- _Directions for this task_
Restate the whole listing word for word. Pictures are left out.

- _Data to use_
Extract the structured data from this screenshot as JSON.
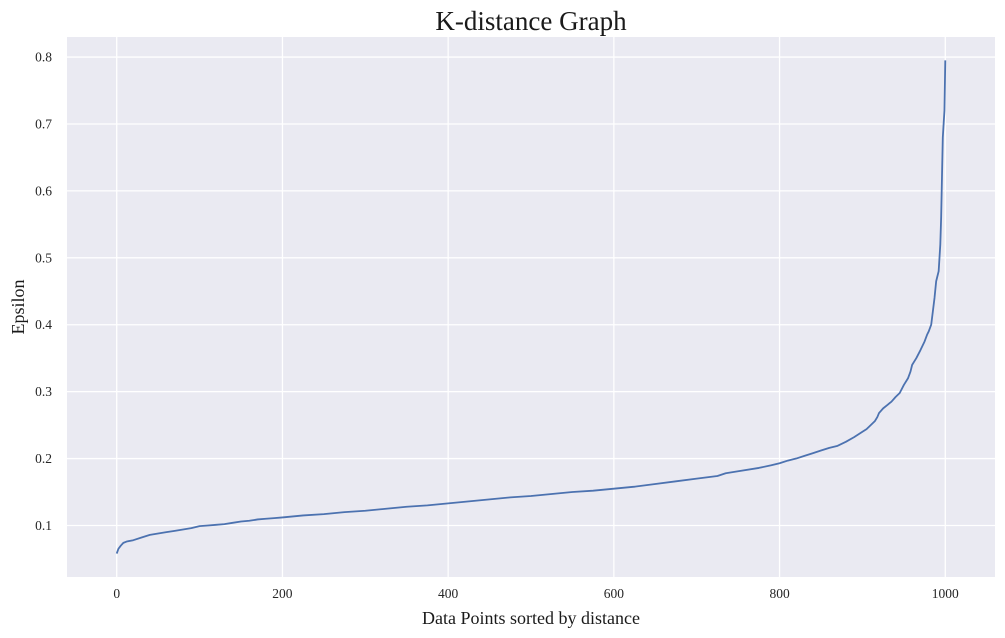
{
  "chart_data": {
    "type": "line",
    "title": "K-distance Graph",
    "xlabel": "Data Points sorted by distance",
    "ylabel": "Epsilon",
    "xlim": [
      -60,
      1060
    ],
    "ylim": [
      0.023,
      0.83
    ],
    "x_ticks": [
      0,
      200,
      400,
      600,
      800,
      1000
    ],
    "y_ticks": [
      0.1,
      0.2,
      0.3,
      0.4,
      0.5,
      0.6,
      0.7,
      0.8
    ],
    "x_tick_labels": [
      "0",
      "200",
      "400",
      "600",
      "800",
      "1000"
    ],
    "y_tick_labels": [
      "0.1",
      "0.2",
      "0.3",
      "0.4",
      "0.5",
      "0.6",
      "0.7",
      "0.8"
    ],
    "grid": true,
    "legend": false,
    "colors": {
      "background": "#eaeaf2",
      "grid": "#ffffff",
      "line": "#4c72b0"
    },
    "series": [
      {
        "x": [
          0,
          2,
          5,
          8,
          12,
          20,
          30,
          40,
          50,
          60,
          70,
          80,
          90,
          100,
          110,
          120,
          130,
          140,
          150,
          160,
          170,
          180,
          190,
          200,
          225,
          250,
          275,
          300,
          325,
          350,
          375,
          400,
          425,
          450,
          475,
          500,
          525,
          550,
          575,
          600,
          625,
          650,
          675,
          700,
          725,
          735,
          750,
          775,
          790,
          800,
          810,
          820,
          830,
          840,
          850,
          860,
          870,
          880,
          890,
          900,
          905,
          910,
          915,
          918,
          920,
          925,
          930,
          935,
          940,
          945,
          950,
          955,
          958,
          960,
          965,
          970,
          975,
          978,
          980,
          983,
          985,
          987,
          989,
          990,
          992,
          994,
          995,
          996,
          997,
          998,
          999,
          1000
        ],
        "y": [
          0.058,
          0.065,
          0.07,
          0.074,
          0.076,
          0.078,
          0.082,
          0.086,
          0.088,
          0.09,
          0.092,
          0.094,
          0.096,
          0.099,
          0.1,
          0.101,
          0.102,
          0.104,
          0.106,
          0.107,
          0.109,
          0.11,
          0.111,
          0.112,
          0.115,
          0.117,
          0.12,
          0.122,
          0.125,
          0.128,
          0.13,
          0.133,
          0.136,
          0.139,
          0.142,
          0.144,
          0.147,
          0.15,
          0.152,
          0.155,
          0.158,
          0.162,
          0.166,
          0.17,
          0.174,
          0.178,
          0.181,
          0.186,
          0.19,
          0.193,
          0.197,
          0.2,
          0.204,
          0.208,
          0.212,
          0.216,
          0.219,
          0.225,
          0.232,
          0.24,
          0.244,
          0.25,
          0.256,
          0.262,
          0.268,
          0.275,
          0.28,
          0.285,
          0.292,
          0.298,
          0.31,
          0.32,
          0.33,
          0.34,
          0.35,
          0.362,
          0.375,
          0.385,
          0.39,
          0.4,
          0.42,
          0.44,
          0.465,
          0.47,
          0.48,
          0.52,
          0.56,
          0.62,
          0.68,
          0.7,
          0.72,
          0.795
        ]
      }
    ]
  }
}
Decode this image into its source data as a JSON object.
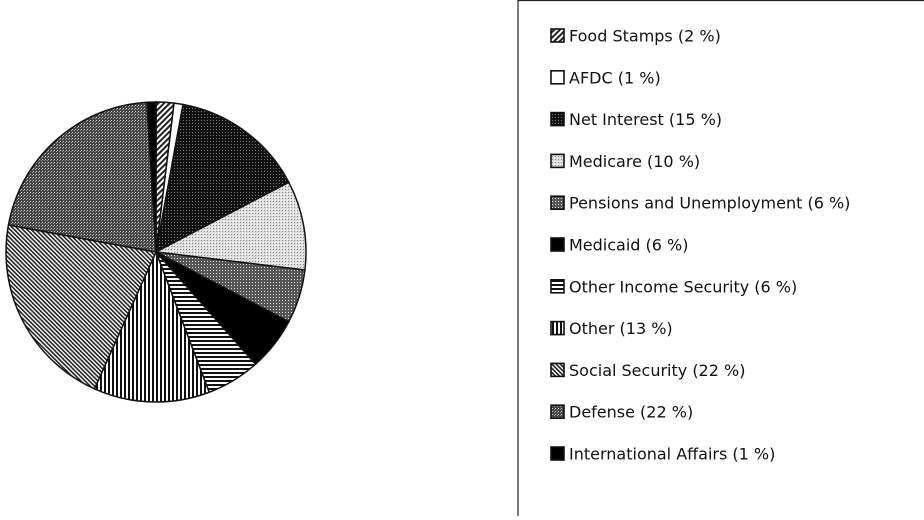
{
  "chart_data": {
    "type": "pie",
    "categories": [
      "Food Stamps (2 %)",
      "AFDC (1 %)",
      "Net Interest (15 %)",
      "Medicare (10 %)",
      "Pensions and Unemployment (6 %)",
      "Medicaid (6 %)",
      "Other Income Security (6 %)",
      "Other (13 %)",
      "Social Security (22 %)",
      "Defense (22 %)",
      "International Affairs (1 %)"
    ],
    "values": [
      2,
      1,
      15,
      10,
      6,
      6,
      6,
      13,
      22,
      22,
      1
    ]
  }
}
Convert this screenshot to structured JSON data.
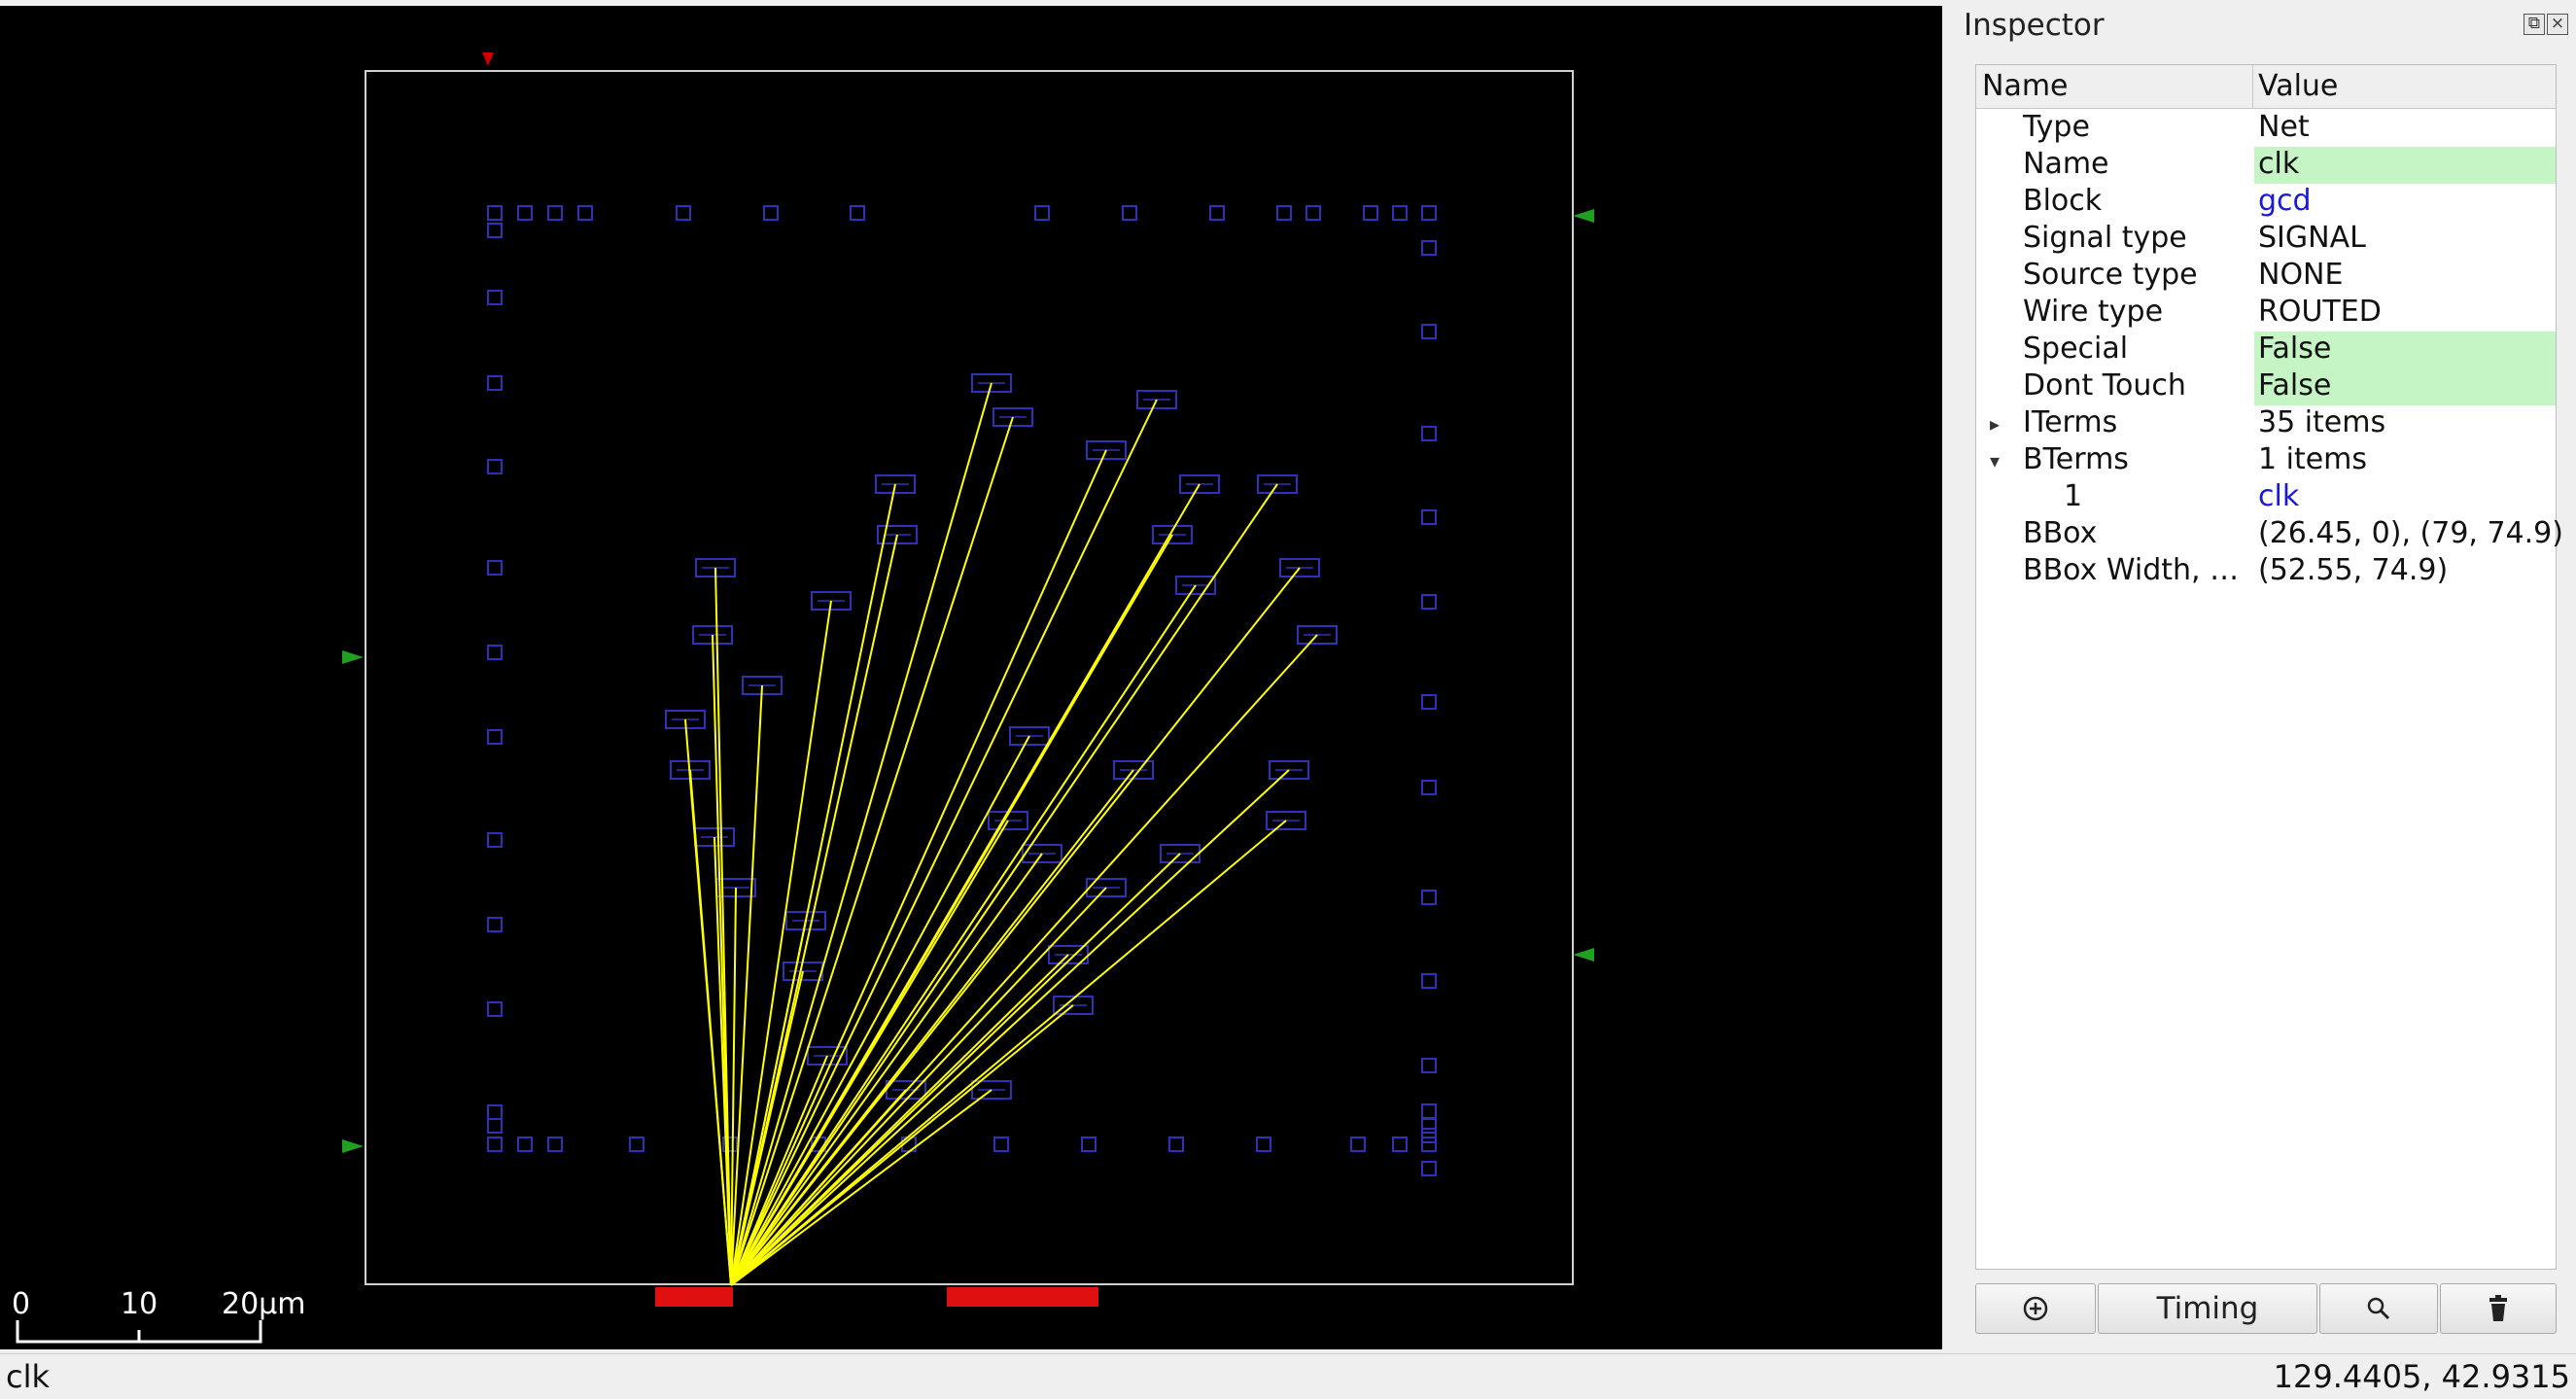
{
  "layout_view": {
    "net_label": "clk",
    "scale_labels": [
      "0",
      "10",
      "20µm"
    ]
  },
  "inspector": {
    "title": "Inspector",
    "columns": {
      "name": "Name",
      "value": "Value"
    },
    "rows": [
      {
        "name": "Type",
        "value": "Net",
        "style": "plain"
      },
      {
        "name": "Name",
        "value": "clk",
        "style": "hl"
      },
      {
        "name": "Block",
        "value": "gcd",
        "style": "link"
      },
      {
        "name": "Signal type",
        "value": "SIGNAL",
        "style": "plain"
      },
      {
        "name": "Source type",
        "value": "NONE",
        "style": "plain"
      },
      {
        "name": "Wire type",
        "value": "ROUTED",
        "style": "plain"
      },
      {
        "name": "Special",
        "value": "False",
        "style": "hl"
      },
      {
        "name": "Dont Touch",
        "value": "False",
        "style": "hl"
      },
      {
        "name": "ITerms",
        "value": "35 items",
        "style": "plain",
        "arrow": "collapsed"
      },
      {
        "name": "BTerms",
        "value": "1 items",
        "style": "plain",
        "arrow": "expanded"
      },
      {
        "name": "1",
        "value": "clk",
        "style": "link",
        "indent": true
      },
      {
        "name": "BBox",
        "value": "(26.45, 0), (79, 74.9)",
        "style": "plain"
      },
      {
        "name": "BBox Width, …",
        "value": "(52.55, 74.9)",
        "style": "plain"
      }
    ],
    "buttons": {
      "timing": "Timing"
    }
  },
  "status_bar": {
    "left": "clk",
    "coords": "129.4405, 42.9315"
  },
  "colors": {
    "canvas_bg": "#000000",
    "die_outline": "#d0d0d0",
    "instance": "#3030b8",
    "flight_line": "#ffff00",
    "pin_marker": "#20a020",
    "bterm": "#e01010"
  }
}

- _Solved exercise_
Extract the structured data from this screenshot as JSON.
{
  "chart_data": {
    "type": "line",
    "title": "K-distance Graph",
    "xlabel": "Data Points sorted by distance",
    "ylabel": "Epsilon",
    "xlim": [
      -60,
      1060
    ],
    "ylim": [
      0.023,
      0.83
    ],
    "x_ticks": [
      0,
      200,
      400,
      600,
      800,
      1000
    ],
    "y_ticks": [
      0.1,
      0.2,
      0.3,
      0.4,
      0.5,
      0.6,
      0.7,
      0.8
    ],
    "x_tick_labels": [
      "0",
      "200",
      "400",
      "600",
      "800",
      "1000"
    ],
    "y_tick_labels": [
      "0.1",
      "0.2",
      "0.3",
      "0.4",
      "0.5",
      "0.6",
      "0.7",
      "0.8"
    ],
    "grid": true,
    "legend": false,
    "colors": {
      "background": "#eaeaf2",
      "grid": "#ffffff",
      "line": "#4c72b0"
    },
    "series": [
      {
        "x": [
          0,
          2,
          5,
          8,
          12,
          20,
          30,
          40,
          50,
          60,
          70,
          80,
          90,
          100,
          110,
          120,
          130,
          140,
          150,
          160,
          170,
          180,
          190,
          200,
          225,
          250,
          275,
          300,
          325,
          350,
          375,
          400,
          425,
          450,
          475,
          500,
          525,
          550,
          575,
          600,
          625,
          650,
          675,
          700,
          725,
          735,
          750,
          775,
          790,
          800,
          810,
          820,
          830,
          840,
          850,
          860,
          870,
          880,
          890,
          900,
          905,
          910,
          915,
          918,
          920,
          925,
          930,
          935,
          940,
          945,
          950,
          955,
          958,
          960,
          965,
          970,
          975,
          978,
          980,
          983,
          985,
          987,
          989,
          990,
          992,
          994,
          995,
          996,
          997,
          998,
          999,
          1000
        ],
        "y": [
          0.058,
          0.065,
          0.07,
          0.074,
          0.076,
          0.078,
          0.082,
          0.086,
          0.088,
          0.09,
          0.092,
          0.094,
          0.096,
          0.099,
          0.1,
          0.101,
          0.102,
          0.104,
          0.106,
          0.107,
          0.109,
          0.11,
          0.111,
          0.112,
          0.115,
          0.117,
          0.12,
          0.122,
          0.125,
          0.128,
          0.13,
          0.133,
          0.136,
          0.139,
          0.142,
          0.144,
          0.147,
          0.15,
          0.152,
          0.155,
          0.158,
          0.162,
          0.166,
          0.17,
          0.174,
          0.178,
          0.181,
          0.186,
          0.19,
          0.193,
          0.197,
          0.2,
          0.204,
          0.208,
          0.212,
          0.216,
          0.219,
          0.225,
          0.232,
          0.24,
          0.244,
          0.25,
          0.256,
          0.262,
          0.268,
          0.275,
          0.28,
          0.285,
          0.292,
          0.298,
          0.31,
          0.32,
          0.33,
          0.34,
          0.35,
          0.362,
          0.375,
          0.385,
          0.39,
          0.4,
          0.42,
          0.44,
          0.465,
          0.47,
          0.48,
          0.52,
          0.56,
          0.62,
          0.68,
          0.7,
          0.72,
          0.795
        ]
      }
    ]
  }
}
Decode this image into its source data as a JSON object.
{
  "chart_data": {
    "type": "pie",
    "categories": [
      "Food Stamps (2 %)",
      "AFDC (1 %)",
      "Net Interest (15 %)",
      "Medicare (10 %)",
      "Pensions and Unemployment (6 %)",
      "Medicaid (6 %)",
      "Other Income Security (6 %)",
      "Other (13 %)",
      "Social Security (22 %)",
      "Defense (22 %)",
      "International Affairs (1 %)"
    ],
    "values": [
      2,
      1,
      15,
      10,
      6,
      6,
      6,
      13,
      22,
      22,
      1
    ]
  }
}
Convert this screenshot to structured JSON data.
{
  "layout_view": {
    "net_label": "clk",
    "scale_labels": [
      "0",
      "10",
      "20µm"
    ]
  },
  "inspector": {
    "title": "Inspector",
    "columns": {
      "name": "Name",
      "value": "Value"
    },
    "rows": [
      {
        "name": "Type",
        "value": "Net",
        "style": "plain"
      },
      {
        "name": "Name",
        "value": "clk",
        "style": "hl"
      },
      {
        "name": "Block",
        "value": "gcd",
        "style": "link"
      },
      {
        "name": "Signal type",
        "value": "SIGNAL",
        "style": "plain"
      },
      {
        "name": "Source type",
        "value": "NONE",
        "style": "plain"
      },
      {
        "name": "Wire type",
        "value": "ROUTED",
        "style": "plain"
      },
      {
        "name": "Special",
        "value": "False",
        "style": "hl"
      },
      {
        "name": "Dont Touch",
        "value": "False",
        "style": "hl"
      },
      {
        "name": "ITerms",
        "value": "35 items",
        "style": "plain",
        "arrow": "collapsed"
      },
      {
        "name": "BTerms",
        "value": "1 items",
        "style": "plain",
        "arrow": "expanded"
      },
      {
        "name": "1",
        "value": "clk",
        "style": "link",
        "indent": true
      },
      {
        "name": "BBox",
        "value": "(26.45, 0), (79, 74.9)",
        "style": "plain"
      },
      {
        "name": "BBox Width, …",
        "value": "(52.55, 74.9)",
        "style": "plain"
      }
    ],
    "buttons": {
      "timing": "Timing"
    }
  },
  "status_bar": {
    "left": "clk",
    "coords": "129.4405, 42.9315"
  },
  "colors": {
    "canvas_bg": "#000000",
    "die_outline": "#d0d0d0",
    "instance": "#3030b8",
    "flight_line": "#ffff00",
    "pin_marker": "#20a020",
    "bterm": "#e01010"
  }
}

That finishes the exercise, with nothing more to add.